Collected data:
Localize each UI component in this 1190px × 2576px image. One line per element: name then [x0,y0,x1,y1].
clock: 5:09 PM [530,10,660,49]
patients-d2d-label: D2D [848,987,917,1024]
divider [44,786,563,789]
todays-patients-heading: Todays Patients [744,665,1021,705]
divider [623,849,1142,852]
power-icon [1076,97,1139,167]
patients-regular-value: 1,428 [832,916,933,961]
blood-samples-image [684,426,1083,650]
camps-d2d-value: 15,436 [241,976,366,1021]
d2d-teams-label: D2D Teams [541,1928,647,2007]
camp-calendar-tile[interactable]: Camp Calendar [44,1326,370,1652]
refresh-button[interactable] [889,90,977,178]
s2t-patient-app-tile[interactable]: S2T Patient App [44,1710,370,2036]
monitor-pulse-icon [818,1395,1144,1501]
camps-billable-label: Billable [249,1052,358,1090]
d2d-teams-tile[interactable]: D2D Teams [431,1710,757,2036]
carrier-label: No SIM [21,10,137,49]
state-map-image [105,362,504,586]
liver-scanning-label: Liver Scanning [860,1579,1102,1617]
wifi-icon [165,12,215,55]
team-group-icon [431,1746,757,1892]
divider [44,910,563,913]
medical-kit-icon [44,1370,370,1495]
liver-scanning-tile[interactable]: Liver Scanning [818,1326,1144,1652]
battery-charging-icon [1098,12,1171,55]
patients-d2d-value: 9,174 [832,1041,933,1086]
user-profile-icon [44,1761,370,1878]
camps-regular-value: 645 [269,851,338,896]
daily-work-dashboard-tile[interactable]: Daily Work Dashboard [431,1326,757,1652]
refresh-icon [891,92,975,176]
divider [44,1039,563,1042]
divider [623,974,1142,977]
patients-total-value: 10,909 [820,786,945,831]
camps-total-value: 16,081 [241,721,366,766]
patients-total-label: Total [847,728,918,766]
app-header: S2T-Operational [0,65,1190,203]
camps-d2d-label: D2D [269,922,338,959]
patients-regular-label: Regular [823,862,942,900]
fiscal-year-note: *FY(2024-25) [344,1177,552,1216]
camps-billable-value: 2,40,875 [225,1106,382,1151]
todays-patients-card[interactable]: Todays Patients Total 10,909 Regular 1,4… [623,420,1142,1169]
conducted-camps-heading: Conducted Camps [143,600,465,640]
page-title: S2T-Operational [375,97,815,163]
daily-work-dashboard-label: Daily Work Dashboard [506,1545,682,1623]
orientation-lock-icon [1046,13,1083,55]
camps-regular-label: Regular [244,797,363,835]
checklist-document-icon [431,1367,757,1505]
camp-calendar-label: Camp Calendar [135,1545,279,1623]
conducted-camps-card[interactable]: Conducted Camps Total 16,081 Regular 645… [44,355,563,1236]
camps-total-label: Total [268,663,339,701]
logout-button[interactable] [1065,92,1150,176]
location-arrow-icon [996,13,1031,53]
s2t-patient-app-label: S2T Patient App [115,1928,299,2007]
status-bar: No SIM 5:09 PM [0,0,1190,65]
==
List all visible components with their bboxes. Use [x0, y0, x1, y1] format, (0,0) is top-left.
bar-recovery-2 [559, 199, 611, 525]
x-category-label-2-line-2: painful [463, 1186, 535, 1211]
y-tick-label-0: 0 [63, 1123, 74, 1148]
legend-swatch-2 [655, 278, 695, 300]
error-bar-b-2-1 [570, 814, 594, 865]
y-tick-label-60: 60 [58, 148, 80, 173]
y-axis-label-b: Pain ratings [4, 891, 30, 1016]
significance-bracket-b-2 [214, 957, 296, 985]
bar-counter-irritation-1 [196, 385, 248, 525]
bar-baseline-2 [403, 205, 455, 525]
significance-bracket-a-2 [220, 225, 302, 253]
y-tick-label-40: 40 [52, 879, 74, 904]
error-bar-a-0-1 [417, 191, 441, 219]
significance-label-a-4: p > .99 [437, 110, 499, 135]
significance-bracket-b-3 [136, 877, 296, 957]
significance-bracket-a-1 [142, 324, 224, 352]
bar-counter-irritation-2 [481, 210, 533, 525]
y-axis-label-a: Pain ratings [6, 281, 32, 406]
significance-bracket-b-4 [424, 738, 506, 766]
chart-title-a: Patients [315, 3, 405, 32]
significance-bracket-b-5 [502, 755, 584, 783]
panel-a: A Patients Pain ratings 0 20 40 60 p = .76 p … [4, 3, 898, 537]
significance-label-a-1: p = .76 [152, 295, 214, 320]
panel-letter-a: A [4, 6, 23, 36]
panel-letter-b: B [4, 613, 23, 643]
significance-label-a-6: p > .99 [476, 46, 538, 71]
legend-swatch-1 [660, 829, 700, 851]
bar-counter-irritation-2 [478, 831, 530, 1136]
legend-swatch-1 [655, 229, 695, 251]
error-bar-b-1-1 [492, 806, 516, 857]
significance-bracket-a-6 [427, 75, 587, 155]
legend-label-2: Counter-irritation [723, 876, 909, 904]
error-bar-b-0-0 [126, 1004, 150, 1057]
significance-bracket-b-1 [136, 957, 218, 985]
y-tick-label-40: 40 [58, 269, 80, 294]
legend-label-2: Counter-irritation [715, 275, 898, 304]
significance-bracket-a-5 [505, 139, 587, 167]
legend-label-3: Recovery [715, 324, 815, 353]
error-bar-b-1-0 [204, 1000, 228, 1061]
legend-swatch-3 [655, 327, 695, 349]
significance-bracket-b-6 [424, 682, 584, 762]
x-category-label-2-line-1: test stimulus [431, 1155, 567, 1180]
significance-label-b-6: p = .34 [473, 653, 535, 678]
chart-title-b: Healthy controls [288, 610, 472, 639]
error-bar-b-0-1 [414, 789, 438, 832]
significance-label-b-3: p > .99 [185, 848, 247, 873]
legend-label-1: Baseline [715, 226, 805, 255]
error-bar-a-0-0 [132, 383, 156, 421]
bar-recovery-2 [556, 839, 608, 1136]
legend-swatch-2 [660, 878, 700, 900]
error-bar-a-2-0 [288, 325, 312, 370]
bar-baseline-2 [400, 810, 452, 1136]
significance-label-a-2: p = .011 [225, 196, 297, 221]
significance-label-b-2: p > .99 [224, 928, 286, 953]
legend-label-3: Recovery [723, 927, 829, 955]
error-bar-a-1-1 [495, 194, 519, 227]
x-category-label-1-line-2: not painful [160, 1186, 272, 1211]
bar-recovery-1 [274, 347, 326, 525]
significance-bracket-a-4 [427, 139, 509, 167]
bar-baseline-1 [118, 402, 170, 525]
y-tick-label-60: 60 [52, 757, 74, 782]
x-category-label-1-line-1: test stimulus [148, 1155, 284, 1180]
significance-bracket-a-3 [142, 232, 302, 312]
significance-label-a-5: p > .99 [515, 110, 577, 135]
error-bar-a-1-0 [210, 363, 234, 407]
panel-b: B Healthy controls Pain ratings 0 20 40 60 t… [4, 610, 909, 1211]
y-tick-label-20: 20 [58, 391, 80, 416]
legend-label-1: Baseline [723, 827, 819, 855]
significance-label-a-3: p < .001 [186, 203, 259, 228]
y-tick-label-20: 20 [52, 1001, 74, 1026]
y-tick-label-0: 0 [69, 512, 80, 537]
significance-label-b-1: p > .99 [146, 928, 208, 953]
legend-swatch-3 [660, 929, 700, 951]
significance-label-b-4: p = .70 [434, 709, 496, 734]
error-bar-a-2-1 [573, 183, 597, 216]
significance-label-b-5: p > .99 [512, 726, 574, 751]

## TASK BRIEF
Each line of the entries above that has the word "axis" is to be copied.

## COMPLETED TASK
y-axis-label-b: Pain ratings [4, 891, 30, 1016]
y-axis-label-a: Pain ratings [6, 281, 32, 406]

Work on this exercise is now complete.